_TRECHO FORNECIDO_

┌──

O que Lacan nomeia de 04 discursos é na realidade uma modalidade muito


particular de estar na linguagem. O discurso do analista é sempre efêmero, efeito
do ato analítico que tem como objetivo o rearranjo do sujeito dentro da estrutura
da linguagem. Notem bem que estou falando de sujeito, ou seja $. Não falo do
ser, mas do $ que o analista supõe que se pode produzir naqueles encontros em
que o paciente é provocado a dizer tudo o que lhe vier à cabeça.
Ora, se pensarmos a entrada em análise como um questionar-se não sem o
outro, o que estamos dizendo é que a entrada em análise depende
necessariamente da produção, ou melhor dizendo, de uma montagem do
discurso histérico. Respeitando as regras do jogo, uma vez que se produz o
discurso histérico, verificamos que aquela cena na qual dois falam sobre um que
se queixa de seus problemas de amor pode ser pensada como uma psicanálise.

Quero deixar isso muito claro, o discurso da histérica na clínica é efeito do ato
analítico. Podemos dizer que analisante é um discurso, paciente é quem procura
o analista, mas este será sempre analisante? Alba Flesler em “os discursos e a
cura” (p.43) nos ensina que “somente a partir da palavra é possível delimitar a
posição analisante”. Interessante aspecto que pode até se produzir na rua, na
vida cotidiana, mas que não se sustenta.

└──

_TAREFAS DO EXERCÍCIO_
• 1. No trecho sobre os discursos em Lacan, em que expressões a palavra "discurso", no singular, vem seguida de um qualificativo (por exemplo, "do analista")? Liste cada expressão uma vez só.
• 2. Qual é o objetivo do ato analítico, segundo o trecho sobre os discursos em Lacan?

Dados registrados:
┌──

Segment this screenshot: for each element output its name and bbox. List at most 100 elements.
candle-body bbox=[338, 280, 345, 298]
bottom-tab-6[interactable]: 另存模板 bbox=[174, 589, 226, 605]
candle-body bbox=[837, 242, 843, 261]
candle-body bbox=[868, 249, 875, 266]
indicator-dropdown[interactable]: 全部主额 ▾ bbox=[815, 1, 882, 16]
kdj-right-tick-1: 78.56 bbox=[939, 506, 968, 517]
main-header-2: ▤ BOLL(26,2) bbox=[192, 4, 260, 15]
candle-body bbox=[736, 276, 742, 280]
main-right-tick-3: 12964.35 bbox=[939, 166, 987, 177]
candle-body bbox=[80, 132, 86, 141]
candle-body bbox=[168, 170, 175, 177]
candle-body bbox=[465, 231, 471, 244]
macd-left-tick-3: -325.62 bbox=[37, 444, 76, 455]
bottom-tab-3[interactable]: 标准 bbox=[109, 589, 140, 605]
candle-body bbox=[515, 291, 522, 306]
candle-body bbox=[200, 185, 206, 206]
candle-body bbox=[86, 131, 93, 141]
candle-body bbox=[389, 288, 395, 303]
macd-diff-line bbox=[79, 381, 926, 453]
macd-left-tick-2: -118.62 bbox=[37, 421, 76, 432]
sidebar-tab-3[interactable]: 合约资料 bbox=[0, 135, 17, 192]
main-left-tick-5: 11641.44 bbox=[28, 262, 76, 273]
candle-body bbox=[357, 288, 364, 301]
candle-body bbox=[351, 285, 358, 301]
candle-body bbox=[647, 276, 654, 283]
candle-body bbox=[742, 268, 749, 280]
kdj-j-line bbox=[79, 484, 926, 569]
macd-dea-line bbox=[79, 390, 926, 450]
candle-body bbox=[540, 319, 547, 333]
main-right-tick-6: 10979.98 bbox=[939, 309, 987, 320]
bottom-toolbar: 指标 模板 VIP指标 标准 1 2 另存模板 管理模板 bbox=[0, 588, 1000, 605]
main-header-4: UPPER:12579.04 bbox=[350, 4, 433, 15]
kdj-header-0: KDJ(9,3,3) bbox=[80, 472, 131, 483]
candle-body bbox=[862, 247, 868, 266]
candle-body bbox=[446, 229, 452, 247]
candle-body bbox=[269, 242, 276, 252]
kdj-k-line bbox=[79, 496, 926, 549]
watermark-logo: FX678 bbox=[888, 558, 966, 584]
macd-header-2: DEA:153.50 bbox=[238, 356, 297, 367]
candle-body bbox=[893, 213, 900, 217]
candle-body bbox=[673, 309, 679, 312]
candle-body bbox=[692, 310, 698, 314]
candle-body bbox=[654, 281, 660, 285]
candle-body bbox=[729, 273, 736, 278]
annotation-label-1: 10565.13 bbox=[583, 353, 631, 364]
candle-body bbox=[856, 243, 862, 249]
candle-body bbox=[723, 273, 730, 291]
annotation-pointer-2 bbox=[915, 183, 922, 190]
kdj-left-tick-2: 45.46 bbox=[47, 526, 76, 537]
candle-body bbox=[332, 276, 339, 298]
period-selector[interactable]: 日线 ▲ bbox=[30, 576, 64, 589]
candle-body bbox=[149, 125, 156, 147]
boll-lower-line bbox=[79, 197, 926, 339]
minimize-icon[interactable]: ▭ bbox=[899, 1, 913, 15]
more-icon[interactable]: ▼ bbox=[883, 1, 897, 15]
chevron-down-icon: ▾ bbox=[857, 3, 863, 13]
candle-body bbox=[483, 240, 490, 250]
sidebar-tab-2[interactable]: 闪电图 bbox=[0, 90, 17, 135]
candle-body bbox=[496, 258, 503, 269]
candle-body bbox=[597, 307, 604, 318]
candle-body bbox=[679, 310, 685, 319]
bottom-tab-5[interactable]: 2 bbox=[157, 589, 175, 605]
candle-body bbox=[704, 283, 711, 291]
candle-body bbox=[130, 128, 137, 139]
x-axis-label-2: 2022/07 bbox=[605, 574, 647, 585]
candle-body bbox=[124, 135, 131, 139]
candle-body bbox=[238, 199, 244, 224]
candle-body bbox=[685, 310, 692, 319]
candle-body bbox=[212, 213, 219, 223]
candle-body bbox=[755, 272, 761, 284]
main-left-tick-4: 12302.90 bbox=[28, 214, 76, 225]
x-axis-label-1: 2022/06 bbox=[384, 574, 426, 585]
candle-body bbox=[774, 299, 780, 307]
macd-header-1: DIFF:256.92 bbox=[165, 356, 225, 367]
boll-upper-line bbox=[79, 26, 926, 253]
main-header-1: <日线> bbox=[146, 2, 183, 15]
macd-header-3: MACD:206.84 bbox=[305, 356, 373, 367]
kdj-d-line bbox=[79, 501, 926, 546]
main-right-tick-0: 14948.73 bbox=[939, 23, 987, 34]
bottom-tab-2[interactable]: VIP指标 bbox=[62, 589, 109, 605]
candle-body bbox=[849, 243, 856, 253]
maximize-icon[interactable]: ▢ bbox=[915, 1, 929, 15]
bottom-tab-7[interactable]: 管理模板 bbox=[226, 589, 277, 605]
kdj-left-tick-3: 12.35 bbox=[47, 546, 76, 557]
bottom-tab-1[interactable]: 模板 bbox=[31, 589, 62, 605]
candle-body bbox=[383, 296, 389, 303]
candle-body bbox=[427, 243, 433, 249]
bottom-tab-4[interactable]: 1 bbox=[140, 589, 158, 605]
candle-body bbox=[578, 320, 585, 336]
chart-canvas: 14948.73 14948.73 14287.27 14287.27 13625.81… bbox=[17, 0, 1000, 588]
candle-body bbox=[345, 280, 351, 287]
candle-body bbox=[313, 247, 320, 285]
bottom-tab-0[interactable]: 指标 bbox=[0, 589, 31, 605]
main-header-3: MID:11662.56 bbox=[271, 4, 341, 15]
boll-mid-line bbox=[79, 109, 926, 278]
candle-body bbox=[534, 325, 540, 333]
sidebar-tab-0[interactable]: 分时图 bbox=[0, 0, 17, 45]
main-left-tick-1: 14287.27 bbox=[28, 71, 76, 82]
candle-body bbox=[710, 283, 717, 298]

└──

_RESPOSTAS DADAS_
• 1.
discurso do analista
discurso histérico
discurso da histérica

• 2. O rearranjo do sujeito dentro da estrutura da linguagem.